⟨
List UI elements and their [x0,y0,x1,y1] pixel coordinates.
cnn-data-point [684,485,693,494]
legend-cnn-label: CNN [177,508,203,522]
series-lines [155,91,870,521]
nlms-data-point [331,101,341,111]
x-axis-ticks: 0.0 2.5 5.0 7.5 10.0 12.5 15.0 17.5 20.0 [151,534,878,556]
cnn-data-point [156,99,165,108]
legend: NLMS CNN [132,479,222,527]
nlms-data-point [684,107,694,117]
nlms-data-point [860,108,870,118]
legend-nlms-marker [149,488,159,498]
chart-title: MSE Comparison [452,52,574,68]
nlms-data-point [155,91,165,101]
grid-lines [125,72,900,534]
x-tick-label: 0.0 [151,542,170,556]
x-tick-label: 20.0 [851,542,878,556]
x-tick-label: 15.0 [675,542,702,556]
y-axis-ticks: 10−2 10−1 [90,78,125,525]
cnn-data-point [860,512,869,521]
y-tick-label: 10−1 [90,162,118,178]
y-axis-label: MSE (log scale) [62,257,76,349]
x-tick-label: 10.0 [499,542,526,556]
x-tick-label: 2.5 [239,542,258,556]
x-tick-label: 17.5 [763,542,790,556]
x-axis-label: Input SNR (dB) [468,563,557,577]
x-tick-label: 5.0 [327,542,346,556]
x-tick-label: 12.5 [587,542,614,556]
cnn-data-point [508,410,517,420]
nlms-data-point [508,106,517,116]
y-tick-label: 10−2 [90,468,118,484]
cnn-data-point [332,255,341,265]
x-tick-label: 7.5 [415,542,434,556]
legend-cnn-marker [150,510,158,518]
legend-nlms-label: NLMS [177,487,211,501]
⟩
### PROBLEM STATEMENT
Reproduce the listing above verbatim, from its first line through the line containing "x-tick-label: 7.5 [415,542,434,556]", inclusive.

### REPLY
List UI elements and their [x0,y0,x1,y1] pixel coordinates.
cnn-data-point [684,485,693,494]
legend-cnn-label: CNN [177,508,203,522]
series-lines [155,91,870,521]
nlms-data-point [331,101,341,111]
x-axis-ticks: 0.0 2.5 5.0 7.5 10.0 12.5 15.0 17.5 20.0 [151,534,878,556]
cnn-data-point [156,99,165,108]
legend: NLMS CNN [132,479,222,527]
nlms-data-point [684,107,694,117]
nlms-data-point [860,108,870,118]
legend-nlms-marker [149,488,159,498]
chart-title: MSE Comparison [452,52,574,68]
nlms-data-point [155,91,165,101]
grid-lines [125,72,900,534]
x-tick-label: 0.0 [151,542,170,556]
x-tick-label: 20.0 [851,542,878,556]
x-tick-label: 15.0 [675,542,702,556]
y-axis-ticks: 10−2 10−1 [90,78,125,525]
cnn-data-point [860,512,869,521]
y-tick-label: 10−1 [90,162,118,178]
y-axis-label: MSE (log scale) [62,257,76,349]
x-tick-label: 10.0 [499,542,526,556]
x-tick-label: 2.5 [239,542,258,556]
x-tick-label: 17.5 [763,542,790,556]
x-axis-label: Input SNR (dB) [468,563,557,577]
x-tick-label: 5.0 [327,542,346,556]
x-tick-label: 12.5 [587,542,614,556]
cnn-data-point [508,410,517,420]
nlms-data-point [508,106,517,116]
y-tick-label: 10−2 [90,468,118,484]
cnn-data-point [332,255,341,265]
x-tick-label: 7.5 [415,542,434,556]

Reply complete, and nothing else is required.